**What is asked:**
Collect every line that includes the string "text".

**Records for the exercise:**
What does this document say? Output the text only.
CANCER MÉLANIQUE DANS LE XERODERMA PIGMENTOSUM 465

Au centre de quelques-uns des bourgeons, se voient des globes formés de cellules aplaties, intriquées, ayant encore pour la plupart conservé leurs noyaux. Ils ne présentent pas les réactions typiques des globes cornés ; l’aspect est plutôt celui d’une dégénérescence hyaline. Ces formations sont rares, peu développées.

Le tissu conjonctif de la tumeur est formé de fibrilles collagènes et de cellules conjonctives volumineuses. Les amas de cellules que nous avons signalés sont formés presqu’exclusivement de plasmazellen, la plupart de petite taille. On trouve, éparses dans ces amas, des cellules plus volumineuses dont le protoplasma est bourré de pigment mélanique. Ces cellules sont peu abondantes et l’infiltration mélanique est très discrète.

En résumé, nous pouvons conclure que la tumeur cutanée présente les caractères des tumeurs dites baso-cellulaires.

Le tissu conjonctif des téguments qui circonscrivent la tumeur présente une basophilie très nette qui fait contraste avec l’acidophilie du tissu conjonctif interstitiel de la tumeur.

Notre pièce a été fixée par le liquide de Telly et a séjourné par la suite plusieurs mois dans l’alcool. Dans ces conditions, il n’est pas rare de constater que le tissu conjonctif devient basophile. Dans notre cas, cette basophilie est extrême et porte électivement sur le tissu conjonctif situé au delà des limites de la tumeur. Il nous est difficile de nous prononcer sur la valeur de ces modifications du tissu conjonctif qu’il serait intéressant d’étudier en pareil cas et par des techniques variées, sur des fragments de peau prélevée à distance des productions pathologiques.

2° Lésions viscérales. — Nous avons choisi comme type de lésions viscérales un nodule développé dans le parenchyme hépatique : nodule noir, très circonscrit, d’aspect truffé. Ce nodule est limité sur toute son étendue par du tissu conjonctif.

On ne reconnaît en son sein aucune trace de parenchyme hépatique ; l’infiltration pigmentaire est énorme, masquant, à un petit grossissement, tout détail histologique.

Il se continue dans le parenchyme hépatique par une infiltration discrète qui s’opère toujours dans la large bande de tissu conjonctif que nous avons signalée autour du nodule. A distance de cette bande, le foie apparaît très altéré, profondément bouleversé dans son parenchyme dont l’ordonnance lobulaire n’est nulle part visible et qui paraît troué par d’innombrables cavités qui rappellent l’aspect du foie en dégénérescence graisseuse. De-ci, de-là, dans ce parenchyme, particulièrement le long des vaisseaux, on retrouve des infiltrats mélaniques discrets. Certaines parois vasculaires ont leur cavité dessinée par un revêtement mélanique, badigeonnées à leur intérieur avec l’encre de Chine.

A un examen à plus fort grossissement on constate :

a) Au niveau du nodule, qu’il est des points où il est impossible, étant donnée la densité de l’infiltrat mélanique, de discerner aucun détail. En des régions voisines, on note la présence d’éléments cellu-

--

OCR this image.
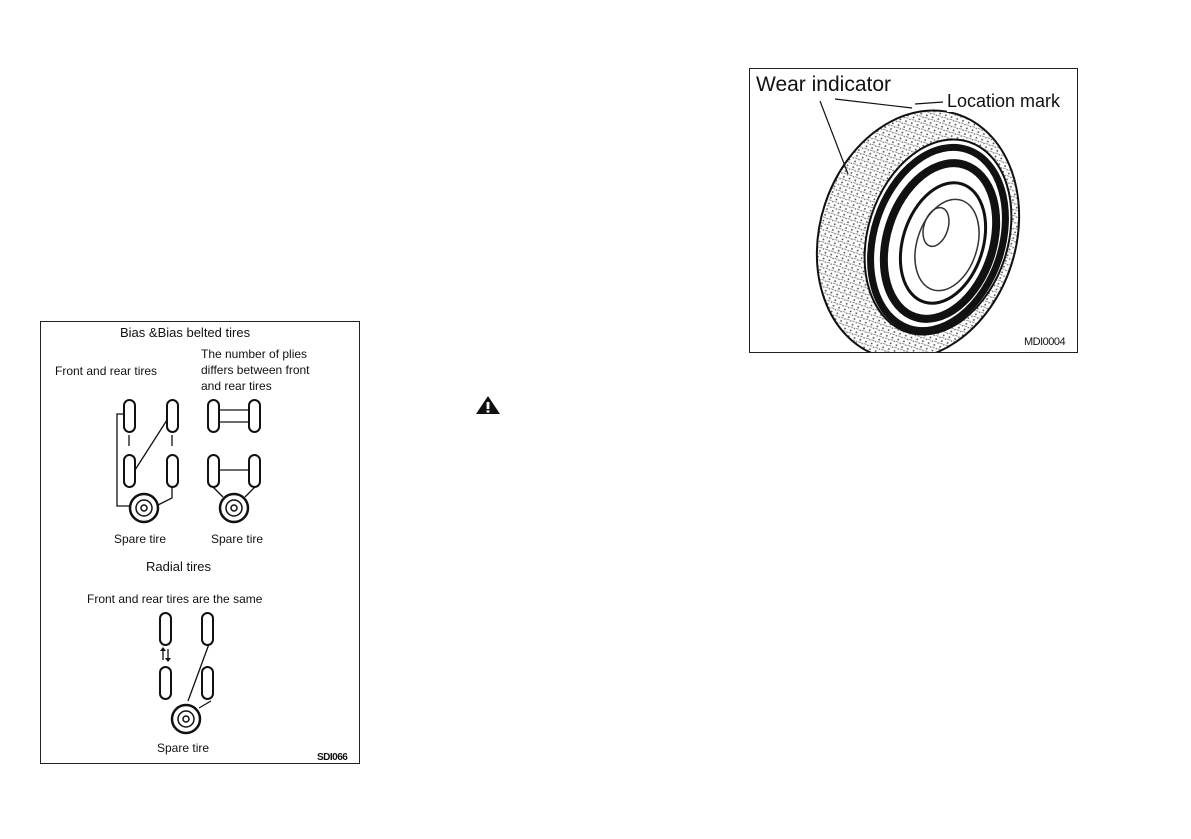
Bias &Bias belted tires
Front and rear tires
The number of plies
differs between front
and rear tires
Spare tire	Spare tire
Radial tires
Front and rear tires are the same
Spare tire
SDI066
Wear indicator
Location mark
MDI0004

--

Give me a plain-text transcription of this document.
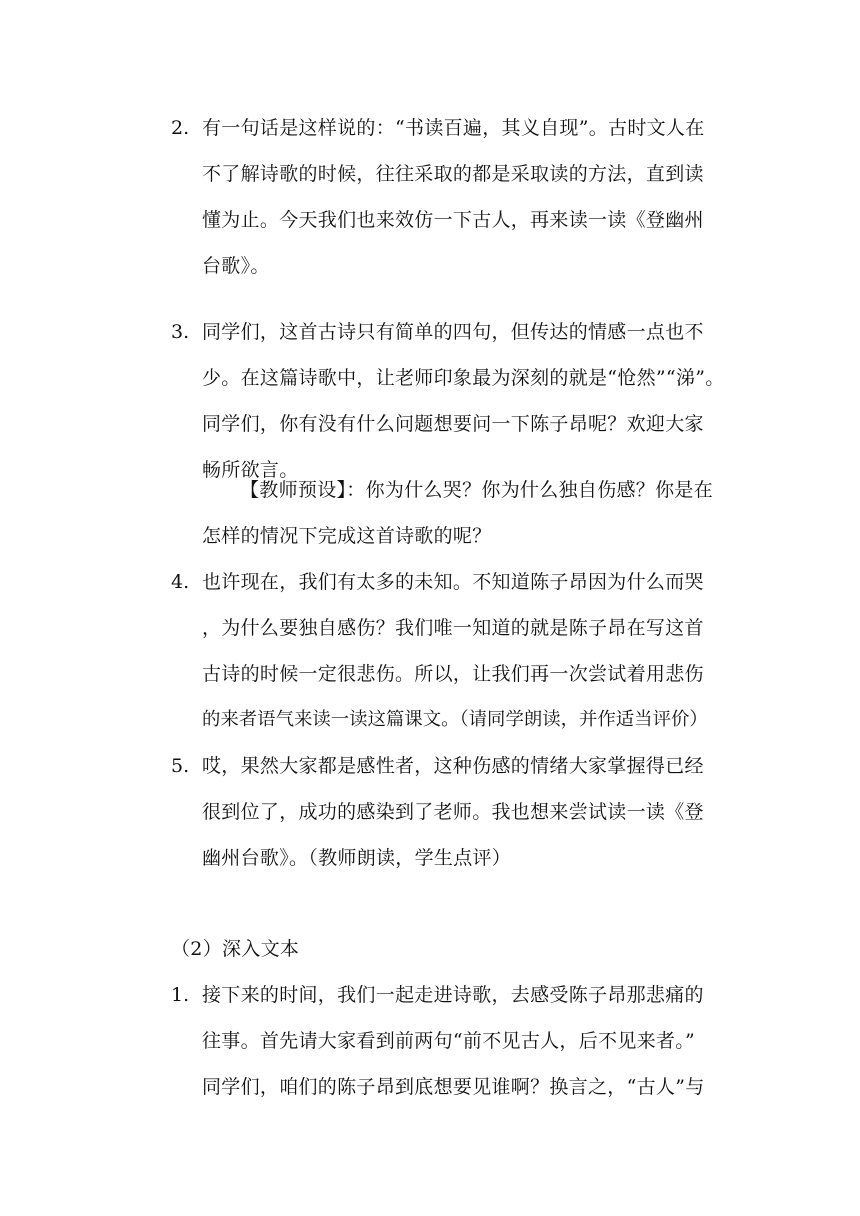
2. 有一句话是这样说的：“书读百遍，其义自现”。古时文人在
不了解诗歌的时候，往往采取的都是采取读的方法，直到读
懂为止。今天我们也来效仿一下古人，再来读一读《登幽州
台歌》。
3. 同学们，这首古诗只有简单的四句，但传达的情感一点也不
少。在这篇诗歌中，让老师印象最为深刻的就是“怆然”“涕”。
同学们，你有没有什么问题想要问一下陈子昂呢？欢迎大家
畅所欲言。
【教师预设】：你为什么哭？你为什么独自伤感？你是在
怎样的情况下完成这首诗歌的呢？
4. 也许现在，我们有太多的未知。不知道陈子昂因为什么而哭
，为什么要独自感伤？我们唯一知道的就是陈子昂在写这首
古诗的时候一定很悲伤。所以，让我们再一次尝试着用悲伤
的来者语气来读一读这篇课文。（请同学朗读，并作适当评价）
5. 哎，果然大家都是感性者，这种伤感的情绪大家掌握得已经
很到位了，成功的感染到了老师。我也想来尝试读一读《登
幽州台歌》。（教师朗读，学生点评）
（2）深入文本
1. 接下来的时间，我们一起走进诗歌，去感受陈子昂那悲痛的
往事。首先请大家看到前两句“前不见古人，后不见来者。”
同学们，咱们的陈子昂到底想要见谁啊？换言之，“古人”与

**Response to the exercise:**
What does this document say? Output the text only.
Give me a plain-text transcription of this document.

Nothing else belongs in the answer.